**Your objective**
Tally the lines in these records that hold the string "title", and reply with the number alone.

══ Data supplied

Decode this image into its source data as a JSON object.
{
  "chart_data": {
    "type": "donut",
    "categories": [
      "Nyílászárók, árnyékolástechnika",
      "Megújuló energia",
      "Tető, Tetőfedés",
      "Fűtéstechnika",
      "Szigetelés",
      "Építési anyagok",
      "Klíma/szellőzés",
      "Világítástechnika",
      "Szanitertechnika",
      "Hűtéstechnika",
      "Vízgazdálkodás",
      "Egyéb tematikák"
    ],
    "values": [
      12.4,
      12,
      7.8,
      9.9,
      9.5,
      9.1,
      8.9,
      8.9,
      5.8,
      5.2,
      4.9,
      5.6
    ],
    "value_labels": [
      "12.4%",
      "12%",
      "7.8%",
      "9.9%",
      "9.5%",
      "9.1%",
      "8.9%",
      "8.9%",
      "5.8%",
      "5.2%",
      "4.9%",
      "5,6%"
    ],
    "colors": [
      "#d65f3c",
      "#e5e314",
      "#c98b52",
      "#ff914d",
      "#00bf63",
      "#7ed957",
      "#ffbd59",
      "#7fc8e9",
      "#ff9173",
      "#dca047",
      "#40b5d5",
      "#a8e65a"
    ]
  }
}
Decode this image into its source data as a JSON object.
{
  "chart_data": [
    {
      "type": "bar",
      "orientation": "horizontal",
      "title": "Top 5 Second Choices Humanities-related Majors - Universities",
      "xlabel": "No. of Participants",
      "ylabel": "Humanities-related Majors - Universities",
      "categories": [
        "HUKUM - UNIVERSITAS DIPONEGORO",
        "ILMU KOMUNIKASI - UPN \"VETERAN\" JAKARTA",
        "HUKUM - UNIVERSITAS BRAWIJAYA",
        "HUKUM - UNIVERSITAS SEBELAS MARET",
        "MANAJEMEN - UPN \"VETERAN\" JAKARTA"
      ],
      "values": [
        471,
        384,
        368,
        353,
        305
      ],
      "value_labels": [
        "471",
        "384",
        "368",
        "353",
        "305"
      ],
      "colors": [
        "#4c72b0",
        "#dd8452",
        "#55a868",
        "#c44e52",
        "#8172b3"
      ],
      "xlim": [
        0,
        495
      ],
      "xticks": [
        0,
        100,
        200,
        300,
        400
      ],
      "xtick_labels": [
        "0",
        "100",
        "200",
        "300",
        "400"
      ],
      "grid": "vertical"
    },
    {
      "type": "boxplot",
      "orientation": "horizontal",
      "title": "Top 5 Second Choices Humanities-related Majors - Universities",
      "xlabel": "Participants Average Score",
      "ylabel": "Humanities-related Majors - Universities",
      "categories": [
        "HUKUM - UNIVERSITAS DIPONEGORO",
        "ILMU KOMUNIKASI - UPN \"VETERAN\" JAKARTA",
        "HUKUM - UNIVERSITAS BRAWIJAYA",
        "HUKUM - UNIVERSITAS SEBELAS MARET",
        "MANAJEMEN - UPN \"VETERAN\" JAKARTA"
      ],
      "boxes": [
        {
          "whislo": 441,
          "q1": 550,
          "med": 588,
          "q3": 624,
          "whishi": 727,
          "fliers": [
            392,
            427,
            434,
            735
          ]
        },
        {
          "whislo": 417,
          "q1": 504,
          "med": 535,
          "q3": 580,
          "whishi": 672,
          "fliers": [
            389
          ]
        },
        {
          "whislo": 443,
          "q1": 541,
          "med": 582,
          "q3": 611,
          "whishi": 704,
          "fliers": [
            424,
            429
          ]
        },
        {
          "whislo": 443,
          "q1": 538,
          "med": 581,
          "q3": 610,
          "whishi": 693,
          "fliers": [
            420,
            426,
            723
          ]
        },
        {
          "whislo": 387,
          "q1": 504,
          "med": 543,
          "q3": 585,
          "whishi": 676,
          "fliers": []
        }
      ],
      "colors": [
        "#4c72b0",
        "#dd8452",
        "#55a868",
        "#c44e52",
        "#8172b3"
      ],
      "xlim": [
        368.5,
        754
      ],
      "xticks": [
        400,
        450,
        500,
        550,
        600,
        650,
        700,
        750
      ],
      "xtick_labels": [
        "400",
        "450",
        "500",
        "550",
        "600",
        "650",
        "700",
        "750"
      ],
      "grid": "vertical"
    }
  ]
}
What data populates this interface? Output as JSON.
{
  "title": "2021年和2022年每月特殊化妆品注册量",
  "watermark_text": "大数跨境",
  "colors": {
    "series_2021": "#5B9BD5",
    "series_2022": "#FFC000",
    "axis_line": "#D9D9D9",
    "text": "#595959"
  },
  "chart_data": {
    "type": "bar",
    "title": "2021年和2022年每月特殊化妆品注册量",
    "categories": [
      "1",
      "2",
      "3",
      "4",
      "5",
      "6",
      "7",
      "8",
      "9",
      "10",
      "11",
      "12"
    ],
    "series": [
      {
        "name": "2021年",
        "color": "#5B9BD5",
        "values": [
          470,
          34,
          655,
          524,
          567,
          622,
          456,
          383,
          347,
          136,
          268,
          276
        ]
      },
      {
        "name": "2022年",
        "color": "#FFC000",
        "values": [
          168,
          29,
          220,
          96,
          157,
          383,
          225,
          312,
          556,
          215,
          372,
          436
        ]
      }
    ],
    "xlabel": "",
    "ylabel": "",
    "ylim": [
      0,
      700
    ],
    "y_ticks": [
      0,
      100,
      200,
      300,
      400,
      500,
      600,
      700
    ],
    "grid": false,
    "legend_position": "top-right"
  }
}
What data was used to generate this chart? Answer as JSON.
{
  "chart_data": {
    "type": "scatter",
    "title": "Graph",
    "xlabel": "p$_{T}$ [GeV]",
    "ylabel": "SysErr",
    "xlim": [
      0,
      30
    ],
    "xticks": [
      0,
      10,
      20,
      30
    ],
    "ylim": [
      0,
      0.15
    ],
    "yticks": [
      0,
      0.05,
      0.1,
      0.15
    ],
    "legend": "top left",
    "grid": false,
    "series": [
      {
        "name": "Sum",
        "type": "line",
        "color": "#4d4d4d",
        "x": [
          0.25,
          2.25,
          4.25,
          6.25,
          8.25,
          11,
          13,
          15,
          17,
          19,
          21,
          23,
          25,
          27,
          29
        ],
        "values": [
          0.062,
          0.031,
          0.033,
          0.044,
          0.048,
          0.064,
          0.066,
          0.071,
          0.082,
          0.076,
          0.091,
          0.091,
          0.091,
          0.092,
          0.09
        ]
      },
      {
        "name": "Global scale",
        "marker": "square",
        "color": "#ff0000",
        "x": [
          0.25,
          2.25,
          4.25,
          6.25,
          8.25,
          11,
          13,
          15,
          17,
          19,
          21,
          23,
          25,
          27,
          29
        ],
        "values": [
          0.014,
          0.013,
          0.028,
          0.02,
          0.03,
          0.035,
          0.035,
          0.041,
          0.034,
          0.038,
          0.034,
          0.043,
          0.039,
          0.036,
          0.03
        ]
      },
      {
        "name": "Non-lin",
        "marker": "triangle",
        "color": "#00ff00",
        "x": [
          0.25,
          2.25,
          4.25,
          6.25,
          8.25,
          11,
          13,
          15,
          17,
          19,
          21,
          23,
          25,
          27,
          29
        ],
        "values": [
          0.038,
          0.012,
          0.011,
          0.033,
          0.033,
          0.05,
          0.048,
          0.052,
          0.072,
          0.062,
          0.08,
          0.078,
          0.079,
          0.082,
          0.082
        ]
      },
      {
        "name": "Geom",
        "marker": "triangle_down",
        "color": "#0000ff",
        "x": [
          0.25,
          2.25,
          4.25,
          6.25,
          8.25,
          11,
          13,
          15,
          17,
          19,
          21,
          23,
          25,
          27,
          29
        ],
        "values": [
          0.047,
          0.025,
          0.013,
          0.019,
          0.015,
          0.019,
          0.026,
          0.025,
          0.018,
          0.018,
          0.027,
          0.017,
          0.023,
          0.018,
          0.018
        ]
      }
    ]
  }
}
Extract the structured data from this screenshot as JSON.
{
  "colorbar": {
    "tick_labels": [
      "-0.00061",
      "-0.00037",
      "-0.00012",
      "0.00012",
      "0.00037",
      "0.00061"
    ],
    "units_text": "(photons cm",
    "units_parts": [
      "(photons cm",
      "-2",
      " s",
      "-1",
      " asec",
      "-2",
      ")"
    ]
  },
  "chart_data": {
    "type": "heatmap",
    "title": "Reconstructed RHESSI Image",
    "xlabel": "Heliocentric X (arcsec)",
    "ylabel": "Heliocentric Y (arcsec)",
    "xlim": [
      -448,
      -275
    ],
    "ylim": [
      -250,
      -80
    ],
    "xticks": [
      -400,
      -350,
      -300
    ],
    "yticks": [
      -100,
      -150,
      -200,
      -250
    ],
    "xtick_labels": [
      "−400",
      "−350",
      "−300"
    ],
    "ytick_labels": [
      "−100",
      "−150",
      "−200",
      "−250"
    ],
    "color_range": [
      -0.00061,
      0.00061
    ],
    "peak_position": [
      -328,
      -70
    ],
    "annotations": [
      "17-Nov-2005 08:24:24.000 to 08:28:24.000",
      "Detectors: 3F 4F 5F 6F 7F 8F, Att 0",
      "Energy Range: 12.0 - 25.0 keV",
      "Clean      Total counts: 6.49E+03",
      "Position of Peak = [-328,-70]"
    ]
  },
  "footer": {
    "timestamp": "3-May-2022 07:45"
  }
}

════

**Complete answer**
6